_Exercise requirements_: Extract the full listing below without altering a single character.

(Dataset items)
.....
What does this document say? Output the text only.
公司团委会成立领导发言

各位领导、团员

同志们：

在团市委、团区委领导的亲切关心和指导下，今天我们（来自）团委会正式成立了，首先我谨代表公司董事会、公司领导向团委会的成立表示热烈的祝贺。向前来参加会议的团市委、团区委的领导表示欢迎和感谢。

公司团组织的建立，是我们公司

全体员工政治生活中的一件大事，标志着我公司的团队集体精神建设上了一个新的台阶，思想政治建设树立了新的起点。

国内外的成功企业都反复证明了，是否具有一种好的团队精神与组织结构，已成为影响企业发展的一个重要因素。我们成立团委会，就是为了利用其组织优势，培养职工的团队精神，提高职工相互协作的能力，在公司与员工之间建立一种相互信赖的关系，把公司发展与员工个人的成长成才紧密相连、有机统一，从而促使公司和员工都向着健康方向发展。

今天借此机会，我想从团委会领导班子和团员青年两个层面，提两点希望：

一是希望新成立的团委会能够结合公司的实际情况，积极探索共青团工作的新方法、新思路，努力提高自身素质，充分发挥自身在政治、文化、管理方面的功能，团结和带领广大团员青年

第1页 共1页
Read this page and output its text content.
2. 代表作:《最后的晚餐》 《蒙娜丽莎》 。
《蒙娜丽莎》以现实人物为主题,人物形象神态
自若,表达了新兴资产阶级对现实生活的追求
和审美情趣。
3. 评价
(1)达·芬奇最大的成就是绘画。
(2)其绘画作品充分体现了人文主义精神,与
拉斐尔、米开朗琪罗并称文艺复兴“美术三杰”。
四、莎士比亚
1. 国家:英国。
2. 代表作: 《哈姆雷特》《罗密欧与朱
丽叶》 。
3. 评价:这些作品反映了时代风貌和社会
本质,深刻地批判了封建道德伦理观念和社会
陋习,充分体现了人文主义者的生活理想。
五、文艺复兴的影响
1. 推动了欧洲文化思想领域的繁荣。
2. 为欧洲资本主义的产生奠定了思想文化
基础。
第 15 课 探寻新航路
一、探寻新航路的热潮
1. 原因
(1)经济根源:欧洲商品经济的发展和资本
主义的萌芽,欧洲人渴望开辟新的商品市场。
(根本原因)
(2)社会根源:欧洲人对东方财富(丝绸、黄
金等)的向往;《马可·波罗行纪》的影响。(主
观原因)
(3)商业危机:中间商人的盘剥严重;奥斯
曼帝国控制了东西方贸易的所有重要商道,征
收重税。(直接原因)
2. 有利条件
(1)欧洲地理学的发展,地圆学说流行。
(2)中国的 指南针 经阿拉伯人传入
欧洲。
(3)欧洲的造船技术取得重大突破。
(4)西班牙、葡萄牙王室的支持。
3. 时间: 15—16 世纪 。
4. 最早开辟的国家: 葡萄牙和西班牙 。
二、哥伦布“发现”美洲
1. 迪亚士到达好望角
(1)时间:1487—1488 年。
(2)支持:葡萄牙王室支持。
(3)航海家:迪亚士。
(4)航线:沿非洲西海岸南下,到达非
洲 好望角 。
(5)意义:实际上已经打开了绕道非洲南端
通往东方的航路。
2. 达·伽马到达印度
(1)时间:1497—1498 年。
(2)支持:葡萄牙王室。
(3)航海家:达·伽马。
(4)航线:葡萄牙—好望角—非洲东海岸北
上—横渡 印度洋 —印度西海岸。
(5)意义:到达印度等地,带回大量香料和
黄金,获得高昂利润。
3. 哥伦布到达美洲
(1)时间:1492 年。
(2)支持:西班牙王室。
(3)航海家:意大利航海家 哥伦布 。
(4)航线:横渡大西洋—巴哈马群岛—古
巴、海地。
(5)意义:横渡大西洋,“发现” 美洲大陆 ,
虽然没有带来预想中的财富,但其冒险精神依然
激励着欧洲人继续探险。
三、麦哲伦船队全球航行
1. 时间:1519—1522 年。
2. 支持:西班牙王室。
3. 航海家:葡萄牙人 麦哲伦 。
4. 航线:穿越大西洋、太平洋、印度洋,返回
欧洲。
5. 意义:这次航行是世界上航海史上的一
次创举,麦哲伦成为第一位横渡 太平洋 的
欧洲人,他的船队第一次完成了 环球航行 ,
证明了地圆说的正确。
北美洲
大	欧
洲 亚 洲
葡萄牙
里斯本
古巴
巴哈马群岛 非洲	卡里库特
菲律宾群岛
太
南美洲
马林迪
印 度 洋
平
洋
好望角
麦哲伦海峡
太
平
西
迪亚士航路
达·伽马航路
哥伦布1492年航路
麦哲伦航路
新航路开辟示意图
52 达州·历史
.....
_The reply_:
What does this document say? Output the text only.
公司团委会成立领导发言

各位领导、团员

同志们：

在团市委、团区委领导的亲切关心和指导下，今天我们（来自）团委会正式成立了，首先我谨代表公司董事会、公司领导向团委会的成立表示热烈的祝贺。向前来参加会议的团市委、团区委的领导表示欢迎和感谢。

公司团组织的建立，是我们公司

全体员工政治生活中的一件大事，标志着我公司的团队集体精神建设上了一个新的台阶，思想政治建设树立了新的起点。

国内外的成功企业都反复证明了，是否具有一种好的团队精神与组织结构，已成为影响企业发展的一个重要因素。我们成立团委会，就是为了利用其组织优势，培养职工的团队精神，提高职工相互协作的能力，在公司与员工之间建立一种相互信赖的关系，把公司发展与员工个人的成长成才紧密相连、有机统一，从而促使公司和员工都向着健康方向发展。

今天借此机会，我想从团委会领导班子和团员青年两个层面，提两点希望：

一是希望新成立的团委会能够结合公司的实际情况，积极探索共青团工作的新方法、新思路，努力提高自身素质，充分发挥自身在政治、文化、管理方面的功能，团结和带领广大团员青年

第1页 共1页
Read this page and output its text content.
2. 代表作:《最后的晚餐》 《蒙娜丽莎》 。
《蒙娜丽莎》以现实人物为主题,人物形象神态
自若,表达了新兴资产阶级对现实生活的追求
和审美情趣。
3. 评价
(1)达·芬奇最大的成就是绘画。
(2)其绘画作品充分体现了人文主义精神,与
拉斐尔、米开朗琪罗并称文艺复兴“美术三杰”。
四、莎士比亚
1. 国家:英国。
2. 代表作: 《哈姆雷特》《罗密欧与朱
丽叶》 。
3. 评价:这些作品反映了时代风貌和社会
本质,深刻地批判了封建道德伦理观念和社会
陋习,充分体现了人文主义者的生活理想。
五、文艺复兴的影响
1. 推动了欧洲文化思想领域的繁荣。
2. 为欧洲资本主义的产生奠定了思想文化
基础。
第 15 课 探寻新航路
一、探寻新航路的热潮
1. 原因
(1)经济根源:欧洲商品经济的发展和资本
主义的萌芽,欧洲人渴望开辟新的商品市场。
(根本原因)
(2)社会根源:欧洲人对东方财富(丝绸、黄
金等)的向往;《马可·波罗行纪》的影响。(主
观原因)
(3)商业危机:中间商人的盘剥严重;奥斯
曼帝国控制了东西方贸易的所有重要商道,征
收重税。(直接原因)
2. 有利条件
(1)欧洲地理学的发展,地圆学说流行。
(2)中国的 指南针 经阿拉伯人传入
欧洲。
(3)欧洲的造船技术取得重大突破。
(4)西班牙、葡萄牙王室的支持。
3. 时间: 15—16 世纪 。
4. 最早开辟的国家: 葡萄牙和西班牙 。
二、哥伦布“发现”美洲
1. 迪亚士到达好望角
(1)时间:1487—1488 年。
(2)支持:葡萄牙王室支持。
(3)航海家:迪亚士。
(4)航线:沿非洲西海岸南下,到达非
洲 好望角 。
(5)意义:实际上已经打开了绕道非洲南端
通往东方的航路。
2. 达·伽马到达印度
(1)时间:1497—1498 年。
(2)支持:葡萄牙王室。
(3)航海家:达·伽马。
(4)航线:葡萄牙—好望角—非洲东海岸北
上—横渡 印度洋 —印度西海岸。
(5)意义:到达印度等地,带回大量香料和
黄金,获得高昂利润。
3. 哥伦布到达美洲
(1)时间:1492 年。
(2)支持:西班牙王室。
(3)航海家:意大利航海家 哥伦布 。
(4)航线:横渡大西洋—巴哈马群岛—古
巴、海地。
(5)意义:横渡大西洋,“发现” 美洲大陆 ,
虽然没有带来预想中的财富,但其冒险精神依然
激励着欧洲人继续探险。
三、麦哲伦船队全球航行
1. 时间:1519—1522 年。
2. 支持:西班牙王室。
3. 航海家:葡萄牙人 麦哲伦 。
4. 航线:穿越大西洋、太平洋、印度洋,返回
欧洲。
5. 意义:这次航行是世界上航海史上的一
次创举,麦哲伦成为第一位横渡 太平洋 的
欧洲人,他的船队第一次完成了 环球航行 ,
证明了地圆说的正确。
北美洲
大	欧
洲 亚 洲
葡萄牙
里斯本
古巴
巴哈马群岛 非洲	卡里库特
菲律宾群岛
太
南美洲
马林迪
印 度 洋
平
洋
好望角
麦哲伦海峡
太
平
西
迪亚士航路
达·伽马航路
哥伦布1492年航路
麦哲伦航路
新航路开辟示意图
52 达州·历史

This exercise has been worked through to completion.